» **Written exercise**: Reproduce the records below exactly, leaving out any pictures.

» **Data in this exercise**:
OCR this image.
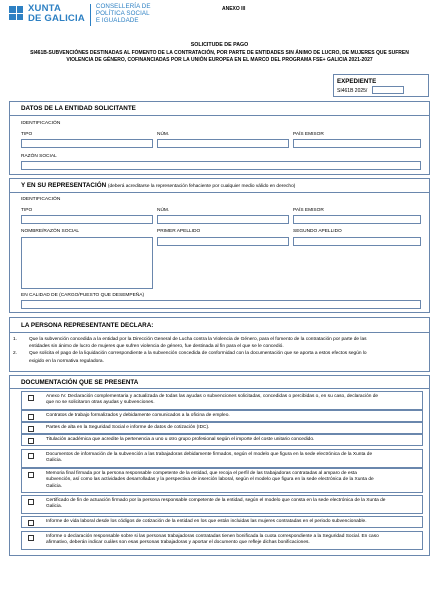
XUNTA
DE GALICIA
CONSELLERÍA DE
POLÍTICA SOCIAL
E IGUALDADE
ANEXO III
SOLICITUDE DE PAGO
SI461B-SUBVENCIÓNES DESTINADAS AL FOMENTO DE LA CONTRATACIÓN, POR PARTE DE ENTIDADES SIN ÁNIMO DE LUCRO, DE MUJERES QUE SUFREN
VIOLENCIA DE GÉNERO, COFINANCIADAS POR LA UNIÓN EUROPEA EN EL MARCO DEL PROGRAMA FSE+ GALICIA 2021-2027
EXPEDIENTE
SI461B 2025/
DATOS DE LA ENTIDAD SOLICITANTE
IDENTIFICACIÓN
TIPO	NÚM.	PAÍS EMISOR
RAZÓN SOCIAL
Y EN SU REPRESENTACIÓN (deberá acreditarse la representación fehaciente por cualquier medio válido en derecho)
IDENTIFICACIÓN
TIPO	NÚM.	PAÍS EMISOR
NOMBRE/RAZÓN SOCIAL	PRIMER APELLIDO	SEGUNDO APELLIDO
EN CALIDAD DE (CARGO/PUESTO QUE DESEMPEÑA)
LA PERSONA REPRESENTANTE DECLARA:

1. Que la subvención concedida a la entidad por la Dirección General de Lucha contra la Violencia de Género, para el fomento de la contratación por parte de las
entidades sin ánimo de lucro de mujeres que sufren violencia de género, fue destinada al fin para el que se le concedió.

2. Que solicita el pago de la liquidación correspondiente a la subvención concedida de conformidad con la documentación que se aporta a estos efectos según lo
exigido en la normativa reguladora.

DOCUMENTACIÓN QUE SE PRESENTA
Anexo IV. Declaración complementaria y actualizada de todas las ayudas o subvenciones solicitadas, concedidas o percibidas o, en su caso, declaración de
que no se solicitaron otras ayudas y subvenciones.
Contratos de trabajo formalizados y debidamente comunicados a la oficina de empleo.
Partes de alta en la Seguridad Social e informe de datos de cotización (IDC).
Titulación académica que acredite la pertenencia a uno u otro grupo profesional según el importe del coste unitario concedido.
Documentos de información de la subvención a las trabajadoras debidamente firmados, según el modelo que figura en la sede electrónica de la Xunta de
Galicia.
Memoria final firmada por la persona responsable competente de la entidad, que recoja el perfil de las trabajadoras contratadas al amparo de esta
subvención, así como las actividades desarrolladas y la perspectiva de inserción laboral, según el modelo que figura en la sede electrónica de la Xunta de
Galicia.
Certificado de fin de actuación firmado por la persona responsable competente de la entidad, según el modelo que consta en la sede electrónica de la Xunta de
Galicia.
Informe de vida laboral desde los códigos de cotización de la entidad en los que están incluidas las mujeres contratadas en el periodo subvencionable.
Informe o declaración responsable sobre si las personas trabajadoras contratadas tienen bonificada la cuota correspondiente a la Seguridad Social. En caso
afirmativo, deberán indicar cuáles son esas personas trabajadoras y aportar el documento que refleje dichas bonificaciones.
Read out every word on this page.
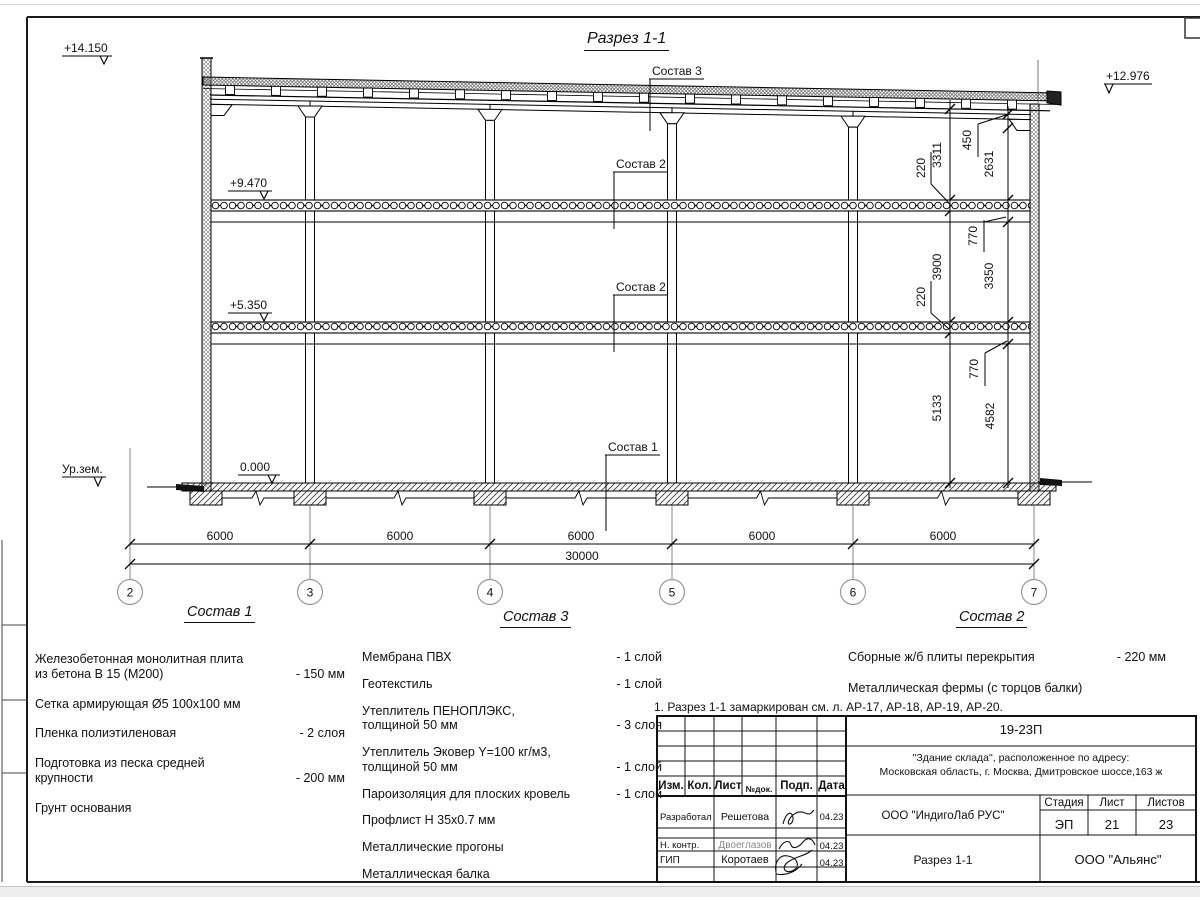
+14.150
+9.470
+5.350
0.000
Ур.зем.
+12.976
Состав 3
Состав 2
Состав 2
Состав 1
6000	6000	6000	6000	6000
30000
2	3	4	5	6	7
3311
3900
5133
220
220
450
2631
770
3350
770
4582
Разрез 1-1
Состав 1	Состав 3	Состав 2
Железобетонная монолитная плита
из бетона В 15 (М200)	- 150 мм
Сетка армирующая Ø5 100х100 мм
Пленка полиэтиленовая	- 2 слоя
Подготовка из песка средней
крупности	- 200 мм
Грунт основания
Мембрана ПВХ	- 1 слой
Геотекстиль	- 1 слой
Утеплитель ПЕНОПЛЭКС,
толщиной 50 мм	- 3 слоя
Утеплитель Эковер Y=100 кг/м3,
толщиной 50 мм	- 1 слой
Пароизоляция для плоских кровель	- 1 слой
Профлист Н 35х0.7 мм
Металлические прогоны
Металлическая балка
Сборные ж/б плиты перекрытия	- 220 мм
Металлическая фермы (с торцов балки)
1. Разрез 1-1 замаркирован см. л. АР-17, АР-18, АР-19, АР-20.
19-23П
"Здание склада", расположенное по адресу:
Московская область, г. Москва, Дмитровское шоссе,163 ж
Изм. Кол. Лист №док. Подп. Дата
Разработал Решетова	04.23
Н. контр.	Двоеглазов	04.23
ГИП	Коротаев	04.23
ООО "ИндигоЛаб РУС"
Стадия	Лист	Листов
ЭП	21	23
Разрез 1-1	ООО "Альянс"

» **Complete output**:
OCR this image.
XUNTA
DE GALICIA
CONSELLERÍA DE
POLÍTICA SOCIAL
E IGUALDADE
ANEXO III
SOLICITUDE DE PAGO
SI461B-SUBVENCIÓNES DESTINADAS AL FOMENTO DE LA CONTRATACIÓN, POR PARTE DE ENTIDADES SIN ÁNIMO DE LUCRO, DE MUJERES QUE SUFREN
VIOLENCIA DE GÉNERO, COFINANCIADAS POR LA UNIÓN EUROPEA EN EL MARCO DEL PROGRAMA FSE+ GALICIA 2021-2027
EXPEDIENTE
SI461B 2025/
DATOS DE LA ENTIDAD SOLICITANTE
IDENTIFICACIÓN
TIPO	NÚM.	PAÍS EMISOR
RAZÓN SOCIAL
Y EN SU REPRESENTACIÓN (deberá acreditarse la representación fehaciente por cualquier medio válido en derecho)
IDENTIFICACIÓN
TIPO	NÚM.	PAÍS EMISOR
NOMBRE/RAZÓN SOCIAL	PRIMER APELLIDO	SEGUNDO APELLIDO
EN CALIDAD DE (CARGO/PUESTO QUE DESEMPEÑA)
LA PERSONA REPRESENTANTE DECLARA:

1. Que la subvención concedida a la entidad por la Dirección General de Lucha contra la Violencia de Género, para el fomento de la contratación por parte de las
entidades sin ánimo de lucro de mujeres que sufren violencia de género, fue destinada al fin para el que se le concedió.

2. Que solicita el pago de la liquidación correspondiente a la subvención concedida de conformidad con la documentación que se aporta a estos efectos según lo
exigido en la normativa reguladora.

DOCUMENTACIÓN QUE SE PRESENTA
Anexo IV. Declaración complementaria y actualizada de todas las ayudas o subvenciones solicitadas, concedidas o percibidas o, en su caso, declaración de
que no se solicitaron otras ayudas y subvenciones.
Contratos de trabajo formalizados y debidamente comunicados a la oficina de empleo.
Partes de alta en la Seguridad Social e informe de datos de cotización (IDC).
Titulación académica que acredite la pertenencia a uno u otro grupo profesional según el importe del coste unitario concedido.
Documentos de información de la subvención a las trabajadoras debidamente firmados, según el modelo que figura en la sede electrónica de la Xunta de
Galicia.
Memoria final firmada por la persona responsable competente de la entidad, que recoja el perfil de las trabajadoras contratadas al amparo de esta
subvención, así como las actividades desarrolladas y la perspectiva de inserción laboral, según el modelo que figura en la sede electrónica de la Xunta de
Galicia.
Certificado de fin de actuación firmado por la persona responsable competente de la entidad, según el modelo que consta en la sede electrónica de la Xunta de
Galicia.
Informe de vida laboral desde los códigos de cotización de la entidad en los que están incluidas las mujeres contratadas en el periodo subvencionable.
Informe o declaración responsable sobre si las personas trabajadoras contratadas tienen bonificada la cuota correspondiente a la Seguridad Social. En caso
afirmativo, deberán indicar cuáles son esas personas trabajadoras y aportar el documento que refleje dichas bonificaciones.
Read out every word on this page.
+14.150
+9.470
+5.350
0.000
Ур.зем.
+12.976
Состав 3
Состав 2
Состав 2
Состав 1
6000	6000	6000	6000	6000
30000
2	3	4	5	6	7
3311
3900
5133
220
220
450
2631
770
3350
770
4582
Разрез 1-1
Состав 1	Состав 3	Состав 2
Железобетонная монолитная плита
из бетона В 15 (М200)	- 150 мм
Сетка армирующая Ø5 100х100 мм
Пленка полиэтиленовая	- 2 слоя
Подготовка из песка средней
крупности	- 200 мм
Грунт основания
Мембрана ПВХ	- 1 слой
Геотекстиль	- 1 слой
Утеплитель ПЕНОПЛЭКС,
толщиной 50 мм	- 3 слоя
Утеплитель Эковер Y=100 кг/м3,
толщиной 50 мм	- 1 слой
Пароизоляция для плоских кровель	- 1 слой
Профлист Н 35х0.7 мм
Металлические прогоны
Металлическая балка
Сборные ж/б плиты перекрытия	- 220 мм
Металлическая фермы (с торцов балки)
1. Разрез 1-1 замаркирован см. л. АР-17, АР-18, АР-19, АР-20.
19-23П
"Здание склада", расположенное по адресу:
Московская область, г. Москва, Дмитровское шоссе,163 ж
Изм. Кол. Лист №док. Подп. Дата
Разработал Решетова	04.23
Н. контр.	Двоеглазов	04.23
ГИП	Коротаев	04.23
ООО "ИндигоЛаб РУС"
Стадия	Лист	Листов
ЭП	21	23
Разрез 1-1	ООО "Альянс"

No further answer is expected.